## What to work on:
Sift the material for lines containing "true", and return them.

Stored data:
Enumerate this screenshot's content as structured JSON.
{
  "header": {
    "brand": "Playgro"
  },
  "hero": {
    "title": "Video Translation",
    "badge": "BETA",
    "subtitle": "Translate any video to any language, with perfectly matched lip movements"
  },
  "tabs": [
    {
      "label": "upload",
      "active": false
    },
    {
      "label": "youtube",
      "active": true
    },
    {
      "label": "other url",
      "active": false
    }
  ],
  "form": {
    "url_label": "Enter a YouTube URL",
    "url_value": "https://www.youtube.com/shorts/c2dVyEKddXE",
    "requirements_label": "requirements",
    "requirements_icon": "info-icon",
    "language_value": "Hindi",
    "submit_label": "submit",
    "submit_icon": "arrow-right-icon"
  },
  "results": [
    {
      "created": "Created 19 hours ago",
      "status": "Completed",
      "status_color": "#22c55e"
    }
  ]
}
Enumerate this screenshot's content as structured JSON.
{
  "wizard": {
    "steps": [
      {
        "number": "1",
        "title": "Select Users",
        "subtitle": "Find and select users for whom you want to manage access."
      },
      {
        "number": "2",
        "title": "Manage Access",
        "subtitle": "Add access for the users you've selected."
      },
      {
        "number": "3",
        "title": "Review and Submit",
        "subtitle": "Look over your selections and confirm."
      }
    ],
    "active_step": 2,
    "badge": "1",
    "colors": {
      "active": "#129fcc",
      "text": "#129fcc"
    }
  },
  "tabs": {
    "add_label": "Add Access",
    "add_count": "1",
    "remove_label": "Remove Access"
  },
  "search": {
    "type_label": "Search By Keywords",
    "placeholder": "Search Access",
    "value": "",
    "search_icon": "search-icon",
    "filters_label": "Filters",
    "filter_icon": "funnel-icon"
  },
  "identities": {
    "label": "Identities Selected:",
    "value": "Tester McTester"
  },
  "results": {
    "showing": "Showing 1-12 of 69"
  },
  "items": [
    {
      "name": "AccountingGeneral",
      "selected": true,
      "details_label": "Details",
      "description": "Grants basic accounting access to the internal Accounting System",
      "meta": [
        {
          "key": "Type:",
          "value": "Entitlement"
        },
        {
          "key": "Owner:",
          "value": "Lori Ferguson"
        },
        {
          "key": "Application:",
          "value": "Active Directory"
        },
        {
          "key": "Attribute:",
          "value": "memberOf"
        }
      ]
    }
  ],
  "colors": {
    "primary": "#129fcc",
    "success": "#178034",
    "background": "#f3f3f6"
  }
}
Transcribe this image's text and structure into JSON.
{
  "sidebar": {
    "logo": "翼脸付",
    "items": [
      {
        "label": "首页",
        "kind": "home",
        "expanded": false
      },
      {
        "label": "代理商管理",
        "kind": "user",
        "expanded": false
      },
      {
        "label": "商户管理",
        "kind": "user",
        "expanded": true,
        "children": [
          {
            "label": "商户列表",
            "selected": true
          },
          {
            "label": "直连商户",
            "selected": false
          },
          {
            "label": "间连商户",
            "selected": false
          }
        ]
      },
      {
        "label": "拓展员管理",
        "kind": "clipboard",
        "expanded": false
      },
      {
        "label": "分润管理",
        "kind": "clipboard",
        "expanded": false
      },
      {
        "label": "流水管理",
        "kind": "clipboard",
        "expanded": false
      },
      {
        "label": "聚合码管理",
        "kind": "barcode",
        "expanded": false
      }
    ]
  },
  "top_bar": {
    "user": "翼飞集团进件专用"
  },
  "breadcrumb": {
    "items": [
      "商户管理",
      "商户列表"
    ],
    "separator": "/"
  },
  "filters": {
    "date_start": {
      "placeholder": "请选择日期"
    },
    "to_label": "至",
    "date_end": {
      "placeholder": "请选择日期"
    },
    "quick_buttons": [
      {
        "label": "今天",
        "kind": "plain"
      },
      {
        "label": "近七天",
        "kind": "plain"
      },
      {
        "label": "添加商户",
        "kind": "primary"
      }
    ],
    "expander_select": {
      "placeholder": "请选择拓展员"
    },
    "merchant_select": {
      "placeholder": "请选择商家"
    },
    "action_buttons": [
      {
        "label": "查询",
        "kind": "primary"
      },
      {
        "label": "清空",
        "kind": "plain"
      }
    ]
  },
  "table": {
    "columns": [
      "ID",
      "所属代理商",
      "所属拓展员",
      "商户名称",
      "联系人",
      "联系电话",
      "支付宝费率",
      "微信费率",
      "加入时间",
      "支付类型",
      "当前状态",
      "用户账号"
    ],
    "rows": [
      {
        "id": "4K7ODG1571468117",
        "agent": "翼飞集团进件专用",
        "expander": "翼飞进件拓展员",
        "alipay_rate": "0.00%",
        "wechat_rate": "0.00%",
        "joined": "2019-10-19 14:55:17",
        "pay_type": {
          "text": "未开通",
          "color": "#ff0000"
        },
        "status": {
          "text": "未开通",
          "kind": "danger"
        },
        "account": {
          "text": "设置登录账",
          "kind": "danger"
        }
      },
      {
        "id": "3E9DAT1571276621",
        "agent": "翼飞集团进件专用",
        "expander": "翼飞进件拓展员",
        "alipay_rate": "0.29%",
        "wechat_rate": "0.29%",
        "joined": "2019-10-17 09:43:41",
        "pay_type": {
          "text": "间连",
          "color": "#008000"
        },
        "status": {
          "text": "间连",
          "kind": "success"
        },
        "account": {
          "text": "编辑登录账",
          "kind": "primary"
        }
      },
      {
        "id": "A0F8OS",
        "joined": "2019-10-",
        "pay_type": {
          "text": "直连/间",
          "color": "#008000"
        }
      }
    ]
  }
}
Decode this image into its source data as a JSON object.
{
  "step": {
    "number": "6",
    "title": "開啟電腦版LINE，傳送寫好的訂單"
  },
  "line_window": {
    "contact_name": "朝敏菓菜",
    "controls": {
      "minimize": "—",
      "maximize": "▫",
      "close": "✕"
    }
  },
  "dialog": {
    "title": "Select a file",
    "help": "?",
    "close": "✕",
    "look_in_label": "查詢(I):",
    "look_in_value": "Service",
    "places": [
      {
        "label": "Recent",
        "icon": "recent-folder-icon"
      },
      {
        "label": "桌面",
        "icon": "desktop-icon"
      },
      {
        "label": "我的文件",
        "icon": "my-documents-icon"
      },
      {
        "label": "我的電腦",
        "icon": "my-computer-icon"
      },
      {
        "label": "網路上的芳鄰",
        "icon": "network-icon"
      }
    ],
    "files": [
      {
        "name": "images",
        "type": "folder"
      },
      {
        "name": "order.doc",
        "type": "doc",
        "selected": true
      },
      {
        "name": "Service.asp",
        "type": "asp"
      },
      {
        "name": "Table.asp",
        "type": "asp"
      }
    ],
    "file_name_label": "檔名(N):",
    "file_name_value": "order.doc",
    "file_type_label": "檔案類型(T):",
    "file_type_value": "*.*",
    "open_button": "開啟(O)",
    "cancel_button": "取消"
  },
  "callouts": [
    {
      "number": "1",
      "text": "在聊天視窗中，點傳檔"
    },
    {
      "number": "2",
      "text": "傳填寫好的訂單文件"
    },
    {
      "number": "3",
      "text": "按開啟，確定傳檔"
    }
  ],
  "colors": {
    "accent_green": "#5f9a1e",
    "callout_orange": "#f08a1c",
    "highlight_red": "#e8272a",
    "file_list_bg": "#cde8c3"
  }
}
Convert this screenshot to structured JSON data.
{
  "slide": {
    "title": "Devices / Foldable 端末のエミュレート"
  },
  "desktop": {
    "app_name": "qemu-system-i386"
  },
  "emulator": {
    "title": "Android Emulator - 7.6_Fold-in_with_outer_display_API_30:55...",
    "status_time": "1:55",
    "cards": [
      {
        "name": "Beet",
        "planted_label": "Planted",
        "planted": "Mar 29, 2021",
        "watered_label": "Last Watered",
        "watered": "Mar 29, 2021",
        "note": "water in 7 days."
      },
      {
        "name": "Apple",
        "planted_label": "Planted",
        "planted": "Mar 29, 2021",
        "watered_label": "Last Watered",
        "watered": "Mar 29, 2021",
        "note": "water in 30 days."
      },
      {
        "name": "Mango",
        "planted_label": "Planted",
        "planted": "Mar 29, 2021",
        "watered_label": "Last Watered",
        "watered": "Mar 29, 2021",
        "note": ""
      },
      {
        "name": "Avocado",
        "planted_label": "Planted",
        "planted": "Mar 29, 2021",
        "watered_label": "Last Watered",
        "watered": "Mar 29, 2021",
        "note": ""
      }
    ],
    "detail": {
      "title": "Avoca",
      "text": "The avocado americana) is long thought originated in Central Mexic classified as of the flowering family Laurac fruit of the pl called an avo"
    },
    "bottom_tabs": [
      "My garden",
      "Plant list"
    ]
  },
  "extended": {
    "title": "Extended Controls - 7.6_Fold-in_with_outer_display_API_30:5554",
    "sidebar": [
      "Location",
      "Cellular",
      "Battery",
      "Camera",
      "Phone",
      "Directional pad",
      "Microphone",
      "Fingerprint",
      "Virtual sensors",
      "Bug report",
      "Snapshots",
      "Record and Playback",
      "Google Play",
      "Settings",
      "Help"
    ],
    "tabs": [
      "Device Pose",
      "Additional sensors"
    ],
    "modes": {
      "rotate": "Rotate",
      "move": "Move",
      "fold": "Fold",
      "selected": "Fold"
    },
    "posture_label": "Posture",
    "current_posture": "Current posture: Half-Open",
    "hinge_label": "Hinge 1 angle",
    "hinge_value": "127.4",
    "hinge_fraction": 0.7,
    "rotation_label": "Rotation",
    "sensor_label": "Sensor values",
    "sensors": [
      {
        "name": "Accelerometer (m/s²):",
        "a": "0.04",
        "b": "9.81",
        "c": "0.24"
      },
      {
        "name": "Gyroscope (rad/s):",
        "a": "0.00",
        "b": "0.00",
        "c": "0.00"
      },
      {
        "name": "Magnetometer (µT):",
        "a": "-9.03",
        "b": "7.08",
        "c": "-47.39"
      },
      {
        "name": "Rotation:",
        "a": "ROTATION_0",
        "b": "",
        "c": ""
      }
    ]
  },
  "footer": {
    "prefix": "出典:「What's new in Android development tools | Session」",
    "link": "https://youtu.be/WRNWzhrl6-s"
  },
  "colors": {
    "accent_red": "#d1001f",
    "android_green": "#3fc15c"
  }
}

## Worked answer:
      "active": true
      "selected": true,
        "expanded": true,
            "selected": true
        "selected": true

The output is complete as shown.